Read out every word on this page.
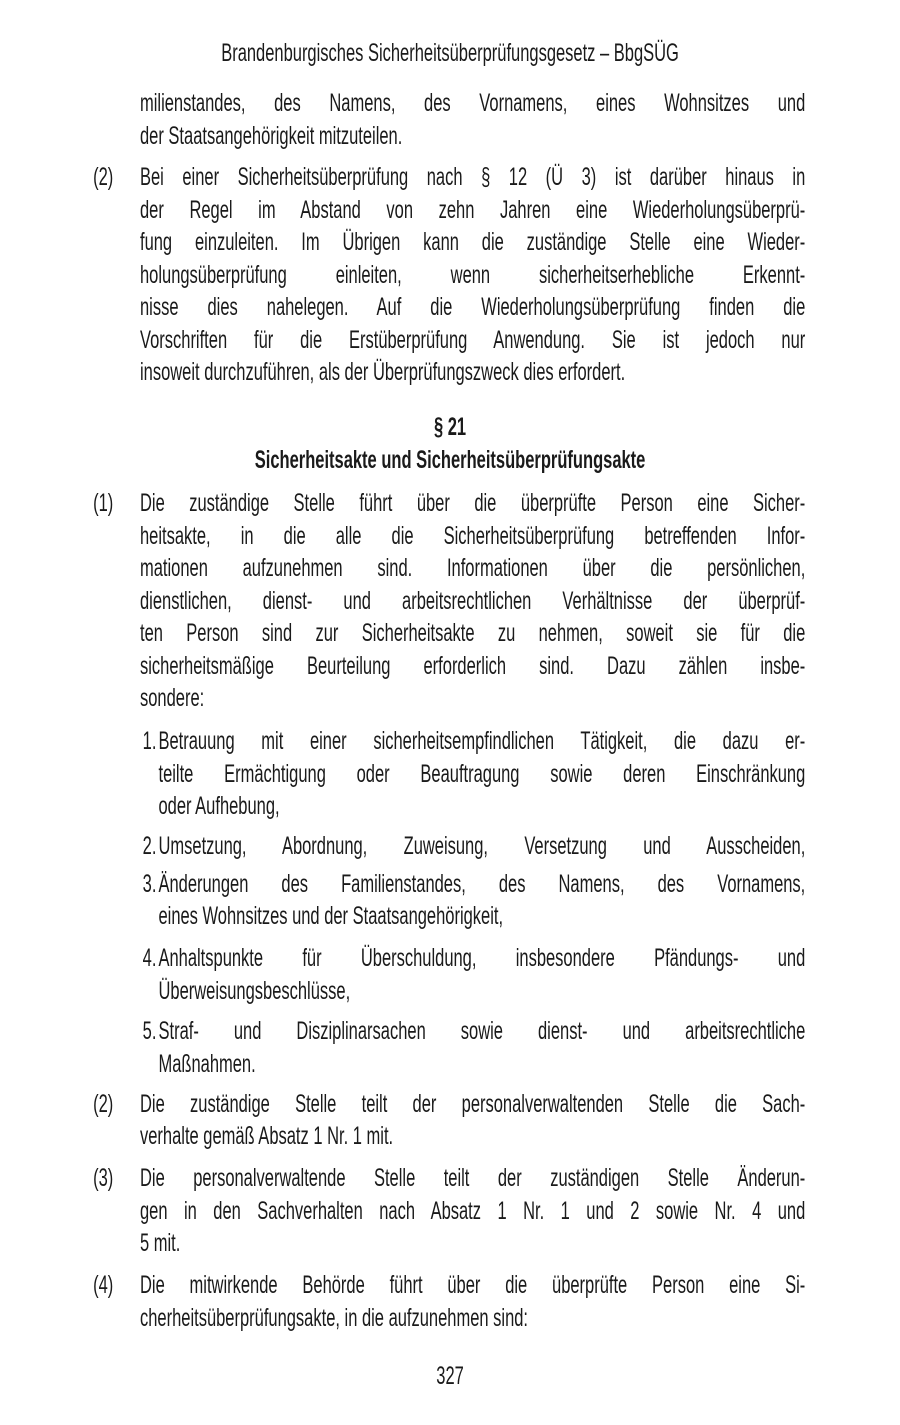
Brandenburgisches Sicherheitsüberprüfungsgesetz – BbgSÜG
milienstandes, des Namens, des Vornamens, eines Wohnsitzes und
der Staatsangehörigkeit mitzuteilen.
(2) Bei einer Sicherheitsüberprüfung nach § 12 (Ü 3) ist darüber hinaus in
der Regel im Abstand von zehn Jahren eine Wiederholungsüberprü-
fung einzuleiten. Im Übrigen kann die zuständige Stelle eine Wieder-
holungsüberprüfung einleiten, wenn sicherheitserhebliche Erkennt-
nisse dies nahelegen. Auf die Wiederholungsüberprüfung finden die
Vorschriften für die Erstüberprüfung Anwendung. Sie ist jedoch nur
insoweit durchzuführen, als der Überprüfungszweck dies erfordert.
§ 21
Sicherheitsakte und Sicherheitsüberprüfungsakte
(1) Die zuständige Stelle führt über die überprüfte Person eine Sicher-
heitsakte, in die alle die Sicherheitsüberprüfung betreffenden Infor-
mationen aufzunehmen sind. Informationen über die persönlichen,
dienstlichen, dienst- und arbeitsrechtlichen Verhältnisse der überprüf-
ten Person sind zur Sicherheitsakte zu nehmen, soweit sie für die
sicherheitsmäßige Beurteilung erforderlich sind. Dazu zählen insbe-
sondere:
1. Betrauung mit einer sicherheitsempfindlichen Tätigkeit, die dazu er-
teilte Ermächtigung oder Beauftragung sowie deren Einschränkung
oder Aufhebung,
2. Umsetzung, Abordnung, Zuweisung, Versetzung und Ausscheiden,
3. Änderungen des Familienstandes, des Namens, des Vornamens,
eines Wohnsitzes und der Staatsangehörigkeit,
4. Anhaltspunkte für Überschuldung, insbesondere Pfändungs- und
Überweisungsbeschlüsse,
5. Straf- und Disziplinarsachen sowie dienst- und arbeitsrechtliche
Maßnahmen.
(2) Die zuständige Stelle teilt der personalverwaltenden Stelle die Sach-
verhalte gemäß Absatz 1 Nr. 1 mit.
(3) Die personalverwaltende Stelle teilt der zuständigen Stelle Änderun-
gen in den Sachverhalten nach Absatz 1 Nr. 1 und 2 sowie Nr. 4 und
5 mit.
(4) Die mitwirkende Behörde führt über die überprüfte Person eine Si-
cherheitsüberprüfungsakte, in die aufzunehmen sind:
327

◇ ◇ ◇ ◇

== Given request ==
Your copy of the data above should match it exactly, except that pictures are left out.

== Output ==
Read out every word on this page.
Brandenburgisches Sicherheitsüberprüfungsgesetz – BbgSÜG
milienstandes, des Namens, des Vornamens, eines Wohnsitzes und
der Staatsangehörigkeit mitzuteilen.
(2) Bei einer Sicherheitsüberprüfung nach § 12 (Ü 3) ist darüber hinaus in
der Regel im Abstand von zehn Jahren eine Wiederholungsüberprü-
fung einzuleiten. Im Übrigen kann die zuständige Stelle eine Wieder-
holungsüberprüfung einleiten, wenn sicherheitserhebliche Erkennt-
nisse dies nahelegen. Auf die Wiederholungsüberprüfung finden die
Vorschriften für die Erstüberprüfung Anwendung. Sie ist jedoch nur
insoweit durchzuführen, als der Überprüfungszweck dies erfordert.
§ 21
Sicherheitsakte und Sicherheitsüberprüfungsakte
(1) Die zuständige Stelle führt über die überprüfte Person eine Sicher-
heitsakte, in die alle die Sicherheitsüberprüfung betreffenden Infor-
mationen aufzunehmen sind. Informationen über die persönlichen,
dienstlichen, dienst- und arbeitsrechtlichen Verhältnisse der überprüf-
ten Person sind zur Sicherheitsakte zu nehmen, soweit sie für die
sicherheitsmäßige Beurteilung erforderlich sind. Dazu zählen insbe-
sondere:
1. Betrauung mit einer sicherheitsempfindlichen Tätigkeit, die dazu er-
teilte Ermächtigung oder Beauftragung sowie deren Einschränkung
oder Aufhebung,
2. Umsetzung, Abordnung, Zuweisung, Versetzung und Ausscheiden,
3. Änderungen des Familienstandes, des Namens, des Vornamens,
eines Wohnsitzes und der Staatsangehörigkeit,
4. Anhaltspunkte für Überschuldung, insbesondere Pfändungs- und
Überweisungsbeschlüsse,
5. Straf- und Disziplinarsachen sowie dienst- und arbeitsrechtliche
Maßnahmen.
(2) Die zuständige Stelle teilt der personalverwaltenden Stelle die Sach-
verhalte gemäß Absatz 1 Nr. 1 mit.
(3) Die personalverwaltende Stelle teilt der zuständigen Stelle Änderun-
gen in den Sachverhalten nach Absatz 1 Nr. 1 und 2 sowie Nr. 4 und
5 mit.
(4) Die mitwirkende Behörde führt über die überprüfte Person eine Si-
cherheitsüberprüfungsakte, in die aufzunehmen sind:
327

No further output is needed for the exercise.